══ Dataset excerpts ══

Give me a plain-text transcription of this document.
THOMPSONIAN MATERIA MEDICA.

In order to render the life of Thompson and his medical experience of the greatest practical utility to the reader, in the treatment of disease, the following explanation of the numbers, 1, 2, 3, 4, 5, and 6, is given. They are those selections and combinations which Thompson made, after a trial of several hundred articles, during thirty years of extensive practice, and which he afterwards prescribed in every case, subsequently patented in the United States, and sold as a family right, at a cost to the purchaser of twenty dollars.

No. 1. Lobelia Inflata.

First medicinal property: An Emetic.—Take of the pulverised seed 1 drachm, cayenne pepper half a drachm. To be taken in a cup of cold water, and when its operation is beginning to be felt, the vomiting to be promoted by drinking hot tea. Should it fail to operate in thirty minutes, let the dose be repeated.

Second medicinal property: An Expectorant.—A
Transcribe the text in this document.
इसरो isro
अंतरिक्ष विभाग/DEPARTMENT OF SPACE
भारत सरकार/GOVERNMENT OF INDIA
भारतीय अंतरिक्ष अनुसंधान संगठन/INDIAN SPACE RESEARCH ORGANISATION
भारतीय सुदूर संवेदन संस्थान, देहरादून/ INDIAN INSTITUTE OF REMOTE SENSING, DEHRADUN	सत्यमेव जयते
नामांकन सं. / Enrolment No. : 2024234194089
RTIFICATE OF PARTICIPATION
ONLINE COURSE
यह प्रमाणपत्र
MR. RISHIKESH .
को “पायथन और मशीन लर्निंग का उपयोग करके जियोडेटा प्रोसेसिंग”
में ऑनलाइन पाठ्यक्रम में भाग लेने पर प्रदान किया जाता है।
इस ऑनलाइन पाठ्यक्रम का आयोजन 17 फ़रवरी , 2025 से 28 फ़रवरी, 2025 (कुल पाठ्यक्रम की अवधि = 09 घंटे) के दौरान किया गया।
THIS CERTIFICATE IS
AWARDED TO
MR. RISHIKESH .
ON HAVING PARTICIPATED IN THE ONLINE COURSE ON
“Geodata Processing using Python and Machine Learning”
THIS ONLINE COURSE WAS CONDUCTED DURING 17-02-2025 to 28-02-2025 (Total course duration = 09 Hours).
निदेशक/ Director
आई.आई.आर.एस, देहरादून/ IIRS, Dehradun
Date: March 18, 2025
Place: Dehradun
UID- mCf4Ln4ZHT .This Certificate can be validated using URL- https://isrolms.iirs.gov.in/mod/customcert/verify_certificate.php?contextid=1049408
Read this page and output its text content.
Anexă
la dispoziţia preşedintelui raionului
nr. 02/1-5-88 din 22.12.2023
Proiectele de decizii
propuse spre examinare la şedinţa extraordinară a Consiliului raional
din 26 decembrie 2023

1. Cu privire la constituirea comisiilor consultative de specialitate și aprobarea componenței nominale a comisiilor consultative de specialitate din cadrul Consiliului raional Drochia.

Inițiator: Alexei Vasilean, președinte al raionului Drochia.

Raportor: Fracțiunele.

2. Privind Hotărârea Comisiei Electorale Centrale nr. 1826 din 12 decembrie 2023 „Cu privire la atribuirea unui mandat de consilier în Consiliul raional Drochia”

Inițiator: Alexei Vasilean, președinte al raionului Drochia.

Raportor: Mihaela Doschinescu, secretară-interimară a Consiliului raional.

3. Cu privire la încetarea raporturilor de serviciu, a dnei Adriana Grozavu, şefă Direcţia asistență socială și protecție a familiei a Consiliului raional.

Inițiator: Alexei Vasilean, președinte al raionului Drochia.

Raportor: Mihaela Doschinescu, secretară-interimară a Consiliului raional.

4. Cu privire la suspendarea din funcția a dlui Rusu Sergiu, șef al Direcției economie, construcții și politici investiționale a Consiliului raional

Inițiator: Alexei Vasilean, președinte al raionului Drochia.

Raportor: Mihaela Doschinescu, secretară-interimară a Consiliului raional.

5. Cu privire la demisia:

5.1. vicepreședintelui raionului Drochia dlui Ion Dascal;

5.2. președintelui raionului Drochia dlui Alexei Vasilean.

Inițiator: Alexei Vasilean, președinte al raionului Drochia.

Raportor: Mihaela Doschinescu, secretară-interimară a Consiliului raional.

═══

> What is required:
Exactly reproduce every line of the data above.

> Result of the task:
Give me a plain-text transcription of this document.
THOMPSONIAN MATERIA MEDICA.

In order to render the life of Thompson and his medical experience of the greatest practical utility to the reader, in the treatment of disease, the following explanation of the numbers, 1, 2, 3, 4, 5, and 6, is given. They are those selections and combinations which Thompson made, after a trial of several hundred articles, during thirty years of extensive practice, and which he afterwards prescribed in every case, subsequently patented in the United States, and sold as a family right, at a cost to the purchaser of twenty dollars.

No. 1. Lobelia Inflata.

First medicinal property: An Emetic.—Take of the pulverised seed 1 drachm, cayenne pepper half a drachm. To be taken in a cup of cold water, and when its operation is beginning to be felt, the vomiting to be promoted by drinking hot tea. Should it fail to operate in thirty minutes, let the dose be repeated.

Second medicinal property: An Expectorant.—A
Transcribe the text in this document.
इसरो isro
अंतरिक्ष विभाग/DEPARTMENT OF SPACE
भारत सरकार/GOVERNMENT OF INDIA
भारतीय अंतरिक्ष अनुसंधान संगठन/INDIAN SPACE RESEARCH ORGANISATION
भारतीय सुदूर संवेदन संस्थान, देहरादून/ INDIAN INSTITUTE OF REMOTE SENSING, DEHRADUN	सत्यमेव जयते
नामांकन सं. / Enrolment No. : 2024234194089
RTIFICATE OF PARTICIPATION
ONLINE COURSE
यह प्रमाणपत्र
MR. RISHIKESH .
को “पायथन और मशीन लर्निंग का उपयोग करके जियोडेटा प्रोसेसिंग”
में ऑनलाइन पाठ्यक्रम में भाग लेने पर प्रदान किया जाता है।
इस ऑनलाइन पाठ्यक्रम का आयोजन 17 फ़रवरी , 2025 से 28 फ़रवरी, 2025 (कुल पाठ्यक्रम की अवधि = 09 घंटे) के दौरान किया गया।
THIS CERTIFICATE IS
AWARDED TO
MR. RISHIKESH .
ON HAVING PARTICIPATED IN THE ONLINE COURSE ON
“Geodata Processing using Python and Machine Learning”
THIS ONLINE COURSE WAS CONDUCTED DURING 17-02-2025 to 28-02-2025 (Total course duration = 09 Hours).
निदेशक/ Director
आई.आई.आर.एस, देहरादून/ IIRS, Dehradun
Date: March 18, 2025
Place: Dehradun
UID- mCf4Ln4ZHT .This Certificate can be validated using URL- https://isrolms.iirs.gov.in/mod/customcert/verify_certificate.php?contextid=1049408
Read this page and output its text content.
Anexă
la dispoziţia preşedintelui raionului
nr. 02/1-5-88 din 22.12.2023
Proiectele de decizii
propuse spre examinare la şedinţa extraordinară a Consiliului raional
din 26 decembrie 2023

1. Cu privire la constituirea comisiilor consultative de specialitate și aprobarea componenței nominale a comisiilor consultative de specialitate din cadrul Consiliului raional Drochia.

Inițiator: Alexei Vasilean, președinte al raionului Drochia.

Raportor: Fracțiunele.

2. Privind Hotărârea Comisiei Electorale Centrale nr. 1826 din 12 decembrie 2023 „Cu privire la atribuirea unui mandat de consilier în Consiliul raional Drochia”

Inițiator: Alexei Vasilean, președinte al raionului Drochia.

Raportor: Mihaela Doschinescu, secretară-interimară a Consiliului raional.

3. Cu privire la încetarea raporturilor de serviciu, a dnei Adriana Grozavu, şefă Direcţia asistență socială și protecție a familiei a Consiliului raional.

Inițiator: Alexei Vasilean, președinte al raionului Drochia.

Raportor: Mihaela Doschinescu, secretară-interimară a Consiliului raional.

4. Cu privire la suspendarea din funcția a dlui Rusu Sergiu, șef al Direcției economie, construcții și politici investiționale a Consiliului raional

Inițiator: Alexei Vasilean, președinte al raionului Drochia.

Raportor: Mihaela Doschinescu, secretară-interimară a Consiliului raional.

5. Cu privire la demisia:

5.1. vicepreședintelui raionului Drochia dlui Ion Dascal;

5.2. președintelui raionului Drochia dlui Alexei Vasilean.

Inițiator: Alexei Vasilean, președinte al raionului Drochia.

Raportor: Mihaela Doschinescu, secretară-interimară a Consiliului raional.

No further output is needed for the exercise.